Article
Question

The tension in a wire is decreased by \(19 \%\), then the percentage decrease in frequency will be....... (A) \(19 \%\) (B) \(10 \%\) (C) \(0.19 \%\) (D) None of these

Short answer

The percentage decrease in frequency when the tension in a wire is decreased by \(19\%\) is approximately \(10\%\).

Step-by-step solution

Recall the relationship between tension and frequency in a wire

According to the wave equation for a stretched wire, the frequency of a vibrating wire depends on the tension (F), the mass per unit length (µ), and the length of the wire (L). Mathematically, this can be represented as: \(f = \dfrac{1}{2L} \sqrt{\dfrac{F}{µ}}\) Where: - f is the frequency of the wire - F is the tension in the wire - µ is the mass per unit length - L is the length of the wire

Determine the new frequency

Let the initial frequency be \(f_1\) and the initial tension be \(F_1\). When the tension decreases by 19%, the new tension \(F_2\) can be found as: \(F_2 = F_1 - 0.19F_1 = 0.81F_1\) Now, let's find the new frequency \(f_2\) when the tension is F_2: \(f_2 = \dfrac{1}{2L} \sqrt{\dfrac{F_2}{µ}} = \dfrac{1}{2L} \sqrt{\dfrac{0.81F_1}{µ}}\)

Directive 1
Arrange the lines of the records as a JSON list of strings, one string per line, leaving out blank lines. Begin at the line that contains "series-line-right (170, 97, 1186, 840)" and stop after the line that contains "y-right-axis: -1.0 -0.5".

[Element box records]

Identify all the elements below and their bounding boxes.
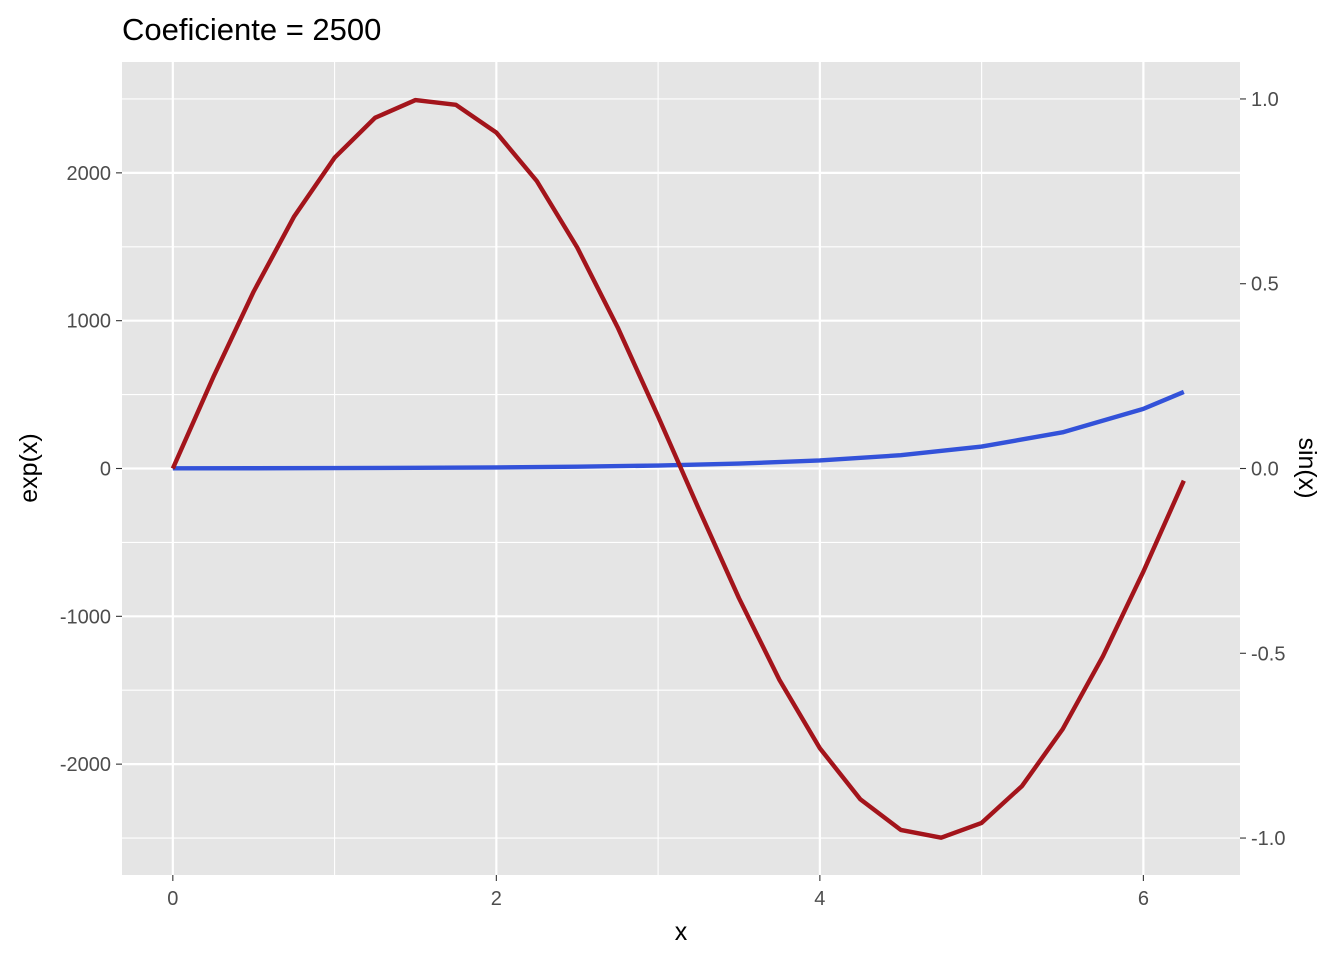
series-line-right (170, 97, 1186, 840)
x-tick-label: 0 (167, 888, 178, 910)
y-left-axis-title: exp(x) (15, 433, 43, 502)
y-right-tick-label: 1.0 (1251, 89, 1279, 111)
y-left-tick-label: 1000 (67, 311, 112, 333)
y-right-axis-title: sin(x) (1293, 437, 1321, 498)
series-lines (170, 97, 1186, 840)
y-left-tick-label: -1000 (60, 606, 111, 628)
chart-title: Coeficiente = 2500 (122, 12, 381, 47)
series-line-left (172, 389, 1185, 471)
y-left-axis: -2000 -1000 0 1000 2000 (60, 163, 122, 776)
x-tick-label: 4 (814, 888, 825, 910)
x-axis-title: x (675, 918, 688, 946)
y-right-tick-label: -1.0 (1251, 828, 1285, 850)
x-tick-label: 2 (491, 888, 502, 910)
y-right-tick-label: 0.5 (1251, 274, 1279, 296)
y-left-tick-label: 2000 (67, 163, 112, 185)
y-right-axis: -1.0 -0.5 0.0 0.5 1.0 (1240, 89, 1285, 850)
y-left-tick-label: -2000 (60, 754, 111, 776)
y-right-tick-label: -0.5 (1251, 643, 1285, 665)
x-axis: 0 2 4 6 (167, 875, 1149, 910)
y-left-tick-label: 0 (100, 459, 111, 481)
y-right-tick-label: 0.0 (1251, 459, 1279, 481)
x-tick-label: 6 (1138, 888, 1149, 910)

Directive 2
State whether each statement agrees with the wire tension problem, answering yes or no and quoting the deciding words: (a) The new tension is given as 0.81 times the initial tension. (b) The short answer gives the decrease in frequency as about 19%. (c) The length of the wire is listed among the quantities on which the frequency depends.

Solution 1
[
  "series-line-right (170, 97, 1186, 840)",
  "x-tick-label: 0 (167, 888, 178, 910)",
  "y-left-axis-title: exp(x) (15, 433, 43, 502)",
  "y-right-tick-label: 1.0 (1251, 89, 1279, 111)",
  "y-left-tick-label: 1000 (67, 311, 112, 333)",
  "y-right-axis-title: sin(x) (1293, 437, 1321, 498)",
  "series-lines (170, 97, 1186, 840)",
  "y-left-tick-label: -1000 (60, 606, 111, 628)",
  "chart-title: Coeficiente = 2500 (122, 12, 381, 47)",
  "series-line-left (172, 389, 1185, 471)",
  "y-left-axis: -2000 -1000 0 1000 2000 (60, 163, 122, 776)",
  "x-tick-label: 4 (814, 888, 825, 910)",
  "x-axis-title: x (675, 918, 688, 946)",
  "y-right-tick-label: -1.0 (1251, 828, 1285, 850)",
  "x-tick-label: 2 (491, 888, 502, 910)",
  "y-right-tick-label: 0.5 (1251, 274, 1279, 296)",
  "y-left-tick-label: 2000 (67, 163, 112, 185)",
  "y-right-axis: -1.0 -0.5 0.0 0.5 1.0 (1240, 89, 1285, 850)"
]

Solution 2
(a) Yes: "\(F_2 = F_1 - 0.19F_1 = 0.81F_1\)"
(b) No: "The percentage decrease in frequency when the tension in a wire is decreased by \(19\%\) is approximately \(10\%\)."
(c) Yes: "the length of the wire (L)"